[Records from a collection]
BEGIN
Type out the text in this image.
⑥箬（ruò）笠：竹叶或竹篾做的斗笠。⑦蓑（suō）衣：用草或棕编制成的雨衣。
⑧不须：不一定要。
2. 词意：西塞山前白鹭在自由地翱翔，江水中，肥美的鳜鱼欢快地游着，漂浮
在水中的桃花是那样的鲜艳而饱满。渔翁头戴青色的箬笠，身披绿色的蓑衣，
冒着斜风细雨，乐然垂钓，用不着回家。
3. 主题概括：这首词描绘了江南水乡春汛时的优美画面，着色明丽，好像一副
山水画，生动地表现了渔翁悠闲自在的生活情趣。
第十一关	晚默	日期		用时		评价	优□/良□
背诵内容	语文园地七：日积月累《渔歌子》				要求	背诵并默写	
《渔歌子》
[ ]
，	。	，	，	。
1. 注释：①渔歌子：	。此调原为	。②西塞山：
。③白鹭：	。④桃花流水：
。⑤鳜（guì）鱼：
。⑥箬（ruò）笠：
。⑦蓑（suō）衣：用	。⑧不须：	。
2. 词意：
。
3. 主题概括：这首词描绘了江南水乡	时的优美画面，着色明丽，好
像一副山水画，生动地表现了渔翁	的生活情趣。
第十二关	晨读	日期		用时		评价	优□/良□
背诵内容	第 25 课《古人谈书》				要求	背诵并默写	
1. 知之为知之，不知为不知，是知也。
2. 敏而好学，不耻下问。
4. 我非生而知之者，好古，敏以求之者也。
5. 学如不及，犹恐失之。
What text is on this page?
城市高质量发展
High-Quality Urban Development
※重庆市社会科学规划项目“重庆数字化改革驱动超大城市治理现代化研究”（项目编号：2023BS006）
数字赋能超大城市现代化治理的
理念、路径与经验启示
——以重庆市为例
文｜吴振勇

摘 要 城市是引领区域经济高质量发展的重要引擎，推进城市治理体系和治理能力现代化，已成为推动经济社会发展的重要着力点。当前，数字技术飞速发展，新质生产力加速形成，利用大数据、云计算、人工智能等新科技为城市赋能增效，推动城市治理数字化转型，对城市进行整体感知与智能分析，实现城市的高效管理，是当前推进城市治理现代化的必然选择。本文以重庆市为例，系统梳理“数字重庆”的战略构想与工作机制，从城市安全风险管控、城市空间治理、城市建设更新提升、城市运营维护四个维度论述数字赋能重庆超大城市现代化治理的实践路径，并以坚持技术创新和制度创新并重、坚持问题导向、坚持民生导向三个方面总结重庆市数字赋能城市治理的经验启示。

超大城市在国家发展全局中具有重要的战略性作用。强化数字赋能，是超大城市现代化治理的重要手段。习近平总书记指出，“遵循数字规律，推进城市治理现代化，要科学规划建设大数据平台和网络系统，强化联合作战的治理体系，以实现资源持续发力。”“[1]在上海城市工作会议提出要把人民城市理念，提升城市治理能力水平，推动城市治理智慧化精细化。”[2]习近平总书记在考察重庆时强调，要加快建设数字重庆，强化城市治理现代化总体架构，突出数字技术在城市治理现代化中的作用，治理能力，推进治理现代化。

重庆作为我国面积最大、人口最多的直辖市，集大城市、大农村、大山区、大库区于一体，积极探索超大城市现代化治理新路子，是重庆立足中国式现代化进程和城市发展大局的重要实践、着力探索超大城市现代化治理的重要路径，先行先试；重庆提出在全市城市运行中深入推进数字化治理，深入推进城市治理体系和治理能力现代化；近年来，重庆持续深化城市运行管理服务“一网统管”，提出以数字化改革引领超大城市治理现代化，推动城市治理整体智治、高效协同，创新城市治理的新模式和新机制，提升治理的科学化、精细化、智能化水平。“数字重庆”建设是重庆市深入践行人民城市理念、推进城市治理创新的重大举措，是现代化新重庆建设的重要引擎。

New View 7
END
EXERCISE AIM ▸
Please give back all of the records exactly as written.

SOLUTION FOR THIS EXERCISE ▸
Type out the text in this image.
⑥箬（ruò）笠：竹叶或竹篾做的斗笠。⑦蓑（suō）衣：用草或棕编制成的雨衣。
⑧不须：不一定要。
2. 词意：西塞山前白鹭在自由地翱翔，江水中，肥美的鳜鱼欢快地游着，漂浮
在水中的桃花是那样的鲜艳而饱满。渔翁头戴青色的箬笠，身披绿色的蓑衣，
冒着斜风细雨，乐然垂钓，用不着回家。
3. 主题概括：这首词描绘了江南水乡春汛时的优美画面，着色明丽，好像一副
山水画，生动地表现了渔翁悠闲自在的生活情趣。
第十一关	晚默	日期		用时		评价	优□/良□
背诵内容	语文园地七：日积月累《渔歌子》				要求	背诵并默写	
《渔歌子》
[ ]
，	。	，	，	。
1. 注释：①渔歌子：	。此调原为	。②西塞山：
。③白鹭：	。④桃花流水：
。⑤鳜（guì）鱼：
。⑥箬（ruò）笠：
。⑦蓑（suō）衣：用	。⑧不须：	。
2. 词意：
。
3. 主题概括：这首词描绘了江南水乡	时的优美画面，着色明丽，好
像一副山水画，生动地表现了渔翁	的生活情趣。
第十二关	晨读	日期		用时		评价	优□/良□
背诵内容	第 25 课《古人谈书》				要求	背诵并默写	
1. 知之为知之，不知为不知，是知也。
2. 敏而好学，不耻下问。
4. 我非生而知之者，好古，敏以求之者也。
5. 学如不及，犹恐失之。
What text is on this page?
城市高质量发展
High-Quality Urban Development
※重庆市社会科学规划项目“重庆数字化改革驱动超大城市治理现代化研究”（项目编号：2023BS006）
数字赋能超大城市现代化治理的
理念、路径与经验启示
——以重庆市为例
文｜吴振勇

摘 要 城市是引领区域经济高质量发展的重要引擎，推进城市治理体系和治理能力现代化，已成为推动经济社会发展的重要着力点。当前，数字技术飞速发展，新质生产力加速形成，利用大数据、云计算、人工智能等新科技为城市赋能增效，推动城市治理数字化转型，对城市进行整体感知与智能分析，实现城市的高效管理，是当前推进城市治理现代化的必然选择。本文以重庆市为例，系统梳理“数字重庆”的战略构想与工作机制，从城市安全风险管控、城市空间治理、城市建设更新提升、城市运营维护四个维度论述数字赋能重庆超大城市现代化治理的实践路径，并以坚持技术创新和制度创新并重、坚持问题导向、坚持民生导向三个方面总结重庆市数字赋能城市治理的经验启示。

超大城市在国家发展全局中具有重要的战略性作用。强化数字赋能，是超大城市现代化治理的重要手段。习近平总书记指出，“遵循数字规律，推进城市治理现代化，要科学规划建设大数据平台和网络系统，强化联合作战的治理体系，以实现资源持续发力。”“[1]在上海城市工作会议提出要把人民城市理念，提升城市治理能力水平，推动城市治理智慧化精细化。”[2]习近平总书记在考察重庆时强调，要加快建设数字重庆，强化城市治理现代化总体架构，突出数字技术在城市治理现代化中的作用，治理能力，推进治理现代化。

重庆作为我国面积最大、人口最多的直辖市，集大城市、大农村、大山区、大库区于一体，积极探索超大城市现代化治理新路子，是重庆立足中国式现代化进程和城市发展大局的重要实践、着力探索超大城市现代化治理的重要路径，先行先试；重庆提出在全市城市运行中深入推进数字化治理，深入推进城市治理体系和治理能力现代化；近年来，重庆持续深化城市运行管理服务“一网统管”，提出以数字化改革引领超大城市治理现代化，推动城市治理整体智治、高效协同，创新城市治理的新模式和新机制，提升治理的科学化、精细化、智能化水平。“数字重庆”建设是重庆市深入践行人民城市理念、推进城市治理创新的重大举措，是现代化新重庆建设的重要引擎。

New View 7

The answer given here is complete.